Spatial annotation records
++++++++++
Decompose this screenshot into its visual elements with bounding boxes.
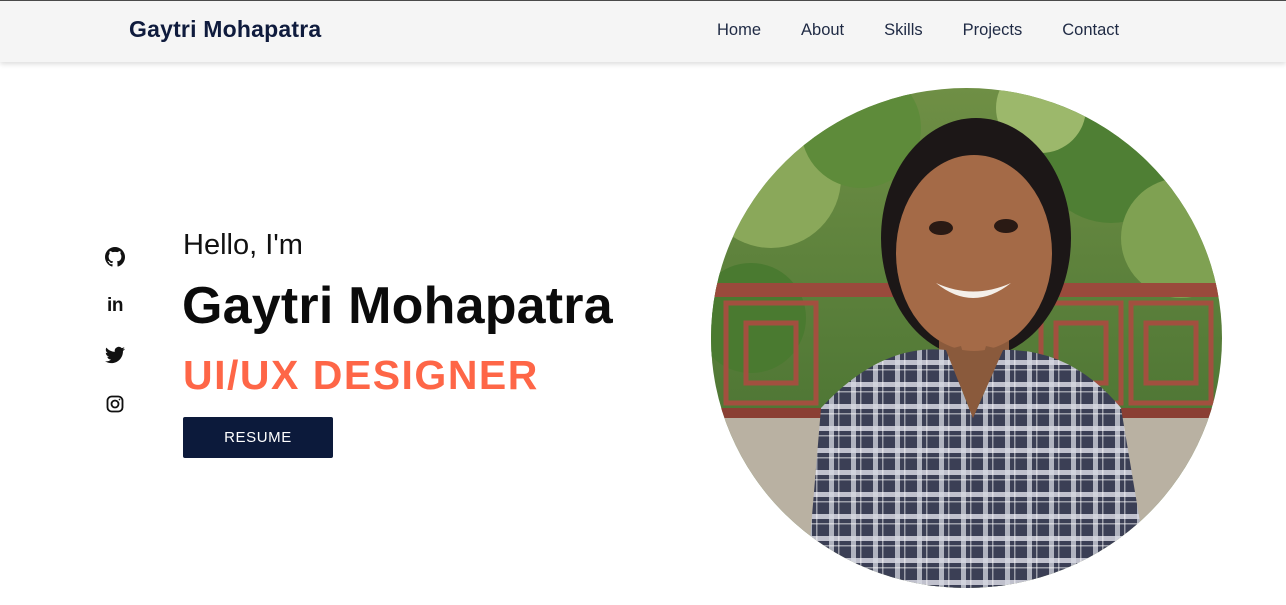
github-icon[interactable] [105,247,125,267]
brand-logo[interactable]: Gaytri Mohapatra [129,16,321,43]
site-header: Gaytri Mohapatra Home About Skills Proje… [0,0,1286,62]
nav-home[interactable]: Home [717,21,761,40]
nav-projects[interactable]: Projects [963,21,1023,40]
social-links: in [105,247,125,443]
twitter-icon[interactable] [105,345,125,365]
main-nav: Home About Skills Projects Contact [717,21,1119,40]
page: Gaytri Mohapatra Home About Skills Proje… [0,0,1286,605]
profile-photo [711,88,1222,588]
linkedin-glyph: in [107,295,123,316]
nav-contact[interactable]: Contact [1062,21,1119,40]
hero-greeting: Hello, I'm [183,229,303,261]
nav-skills[interactable]: Skills [884,21,923,40]
nav-about[interactable]: About [801,21,844,40]
hero-role: UI/UX DESIGNER [183,352,539,398]
hero-name: Gaytri Mohapatra [182,277,613,335]
resume-button[interactable]: RESUME [183,417,333,458]
linkedin-icon[interactable]: in [105,296,125,316]
instagram-icon[interactable] [105,394,125,414]
profile-photo-illustration [711,88,1222,588]
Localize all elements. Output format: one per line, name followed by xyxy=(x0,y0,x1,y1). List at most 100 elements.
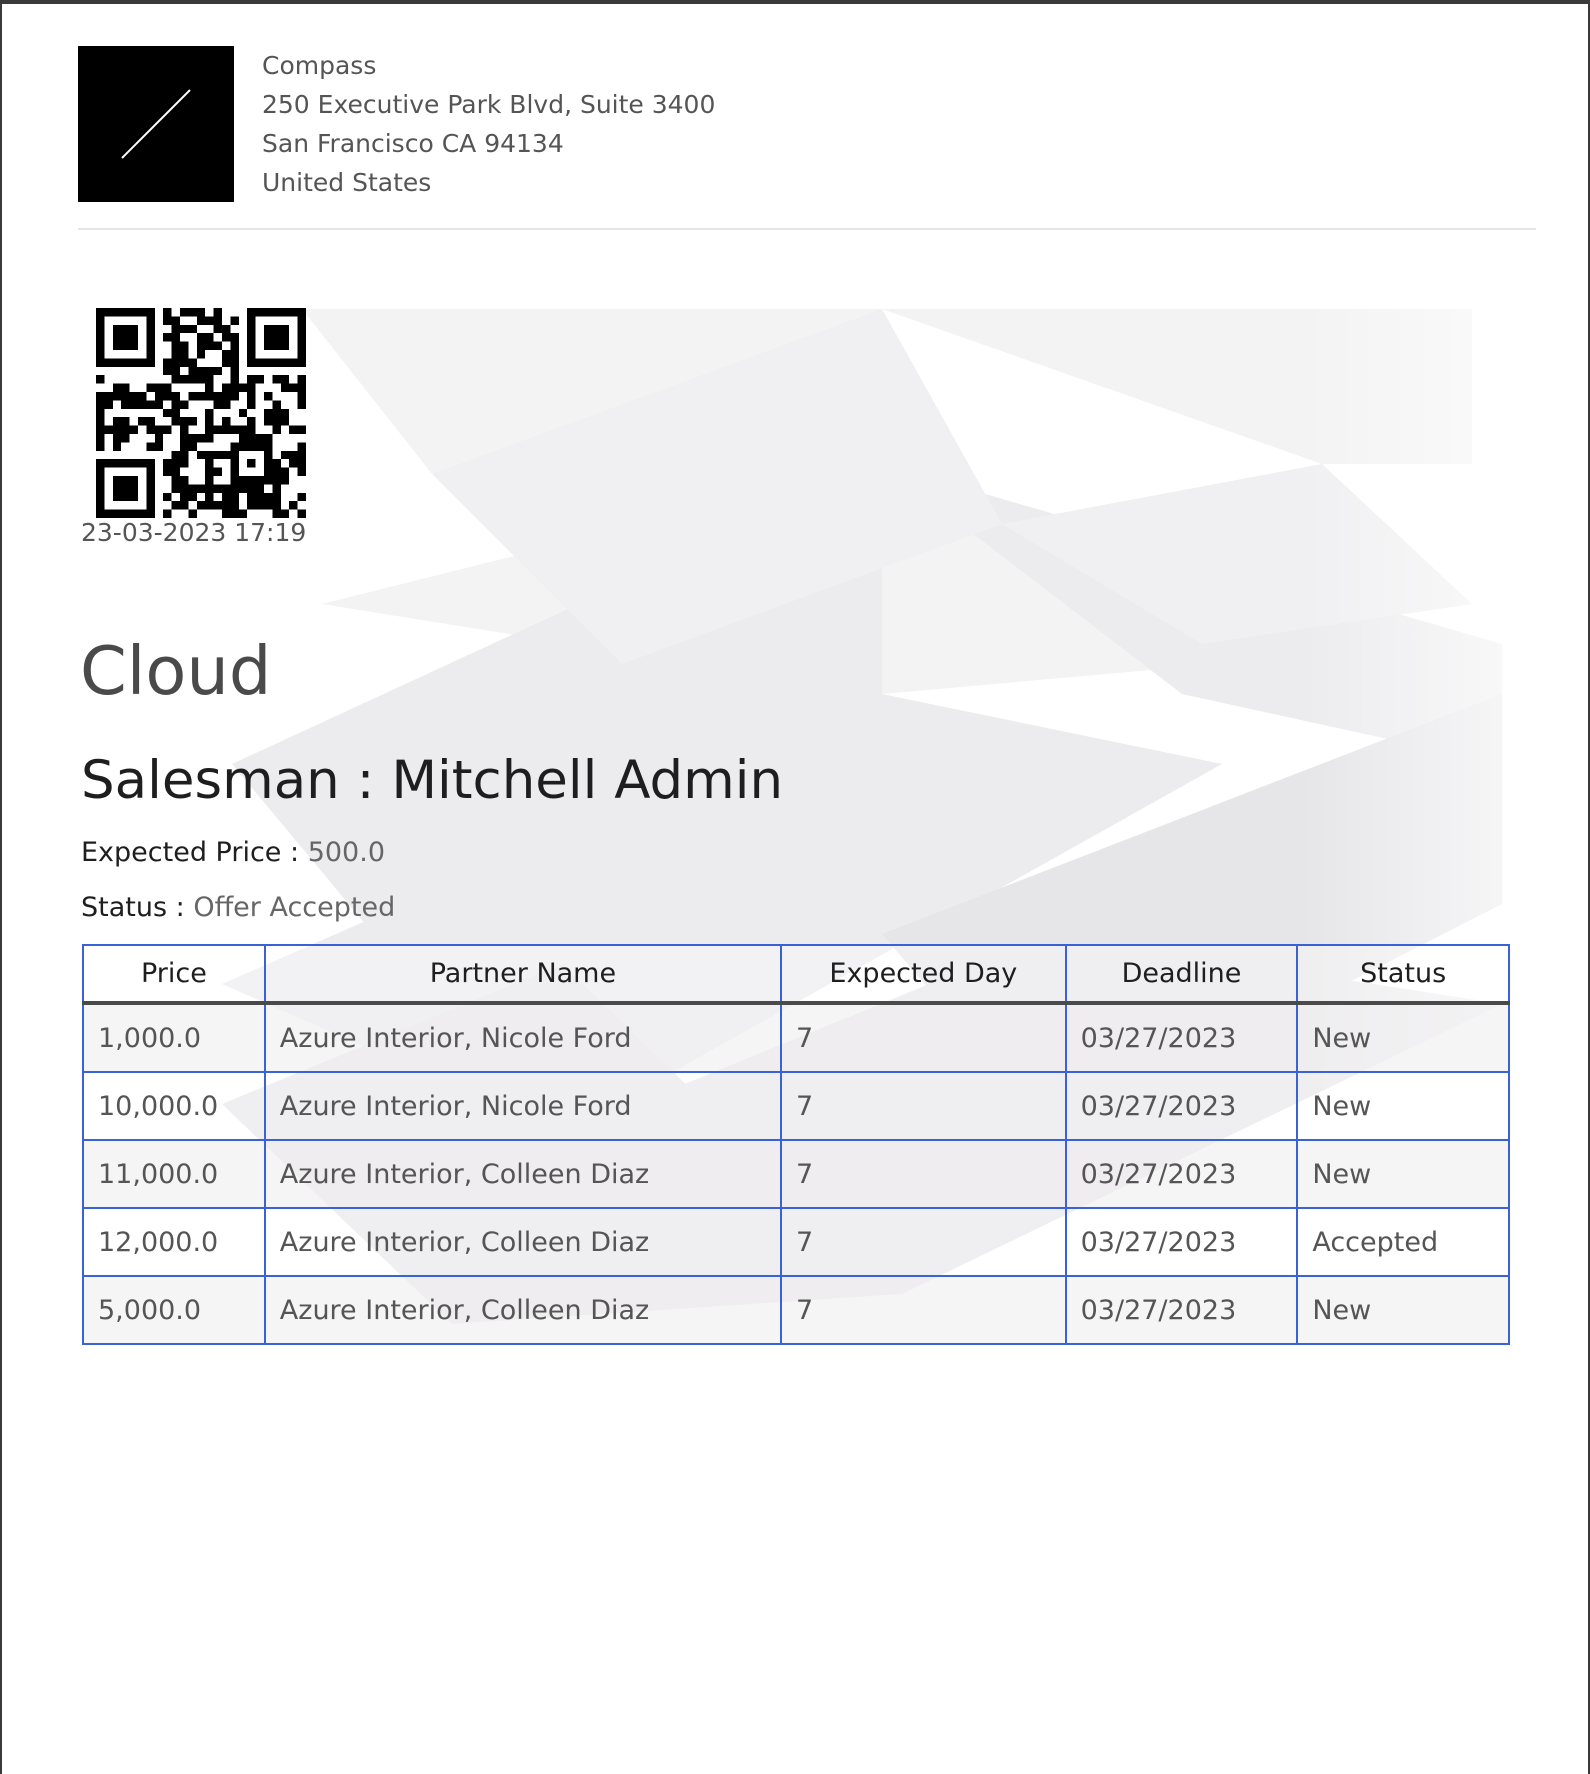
++++++++++
§ STATED PROBLEM
Arrange every line of the records above as a numbered list, omitting blank lines and leaving the pictures out of your answer.

§ EXERCISE ANSWER
1. Decompose this screenshot into its visual elements with bounding boxes.
2. github-icon[interactable] [105,247,125,267]
3. brand-logo[interactable]: Gaytri Mohapatra [129,16,321,43]
4. site-header: Gaytri Mohapatra Home About Skills Proje… [0,0,1286,62]
5. nav-home[interactable]: Home [717,21,761,40]
6. nav-projects[interactable]: Projects [963,21,1023,40]
7. social-links: in [105,247,125,443]
8. twitter-icon[interactable] [105,345,125,365]
9. main-nav: Home About Skills Projects Contact [717,21,1119,40]
10. page: Gaytri Mohapatra Home About Skills Proje… [0,0,1286,605]
11. profile-photo [711,88,1222,588]
12. linkedin-glyph: in [107,295,123,316]
13. nav-contact[interactable]: Contact [1062,21,1119,40]
14. hero-greeting: Hello, I'm [183,229,303,261]
15. nav-skills[interactable]: Skills [884,21,923,40]
16. nav-about[interactable]: About [801,21,844,40]
17. hero-role: UI/UX DESIGNER [183,352,539,398]
18. hero-name: Gaytri Mohapatra [182,277,613,335]
19. resume-button[interactable]: RESUME [183,417,333,458]
20. linkedin-icon[interactable]: in [105,296,125,316]
21. instagram-icon[interactable] [105,394,125,414]
22. profile-photo-illustration [711,88,1222,588]
23. Localize all elements. Output format: one per line, name followed by xyxy=(x0,y0,x1,y1). List at most 100 elements.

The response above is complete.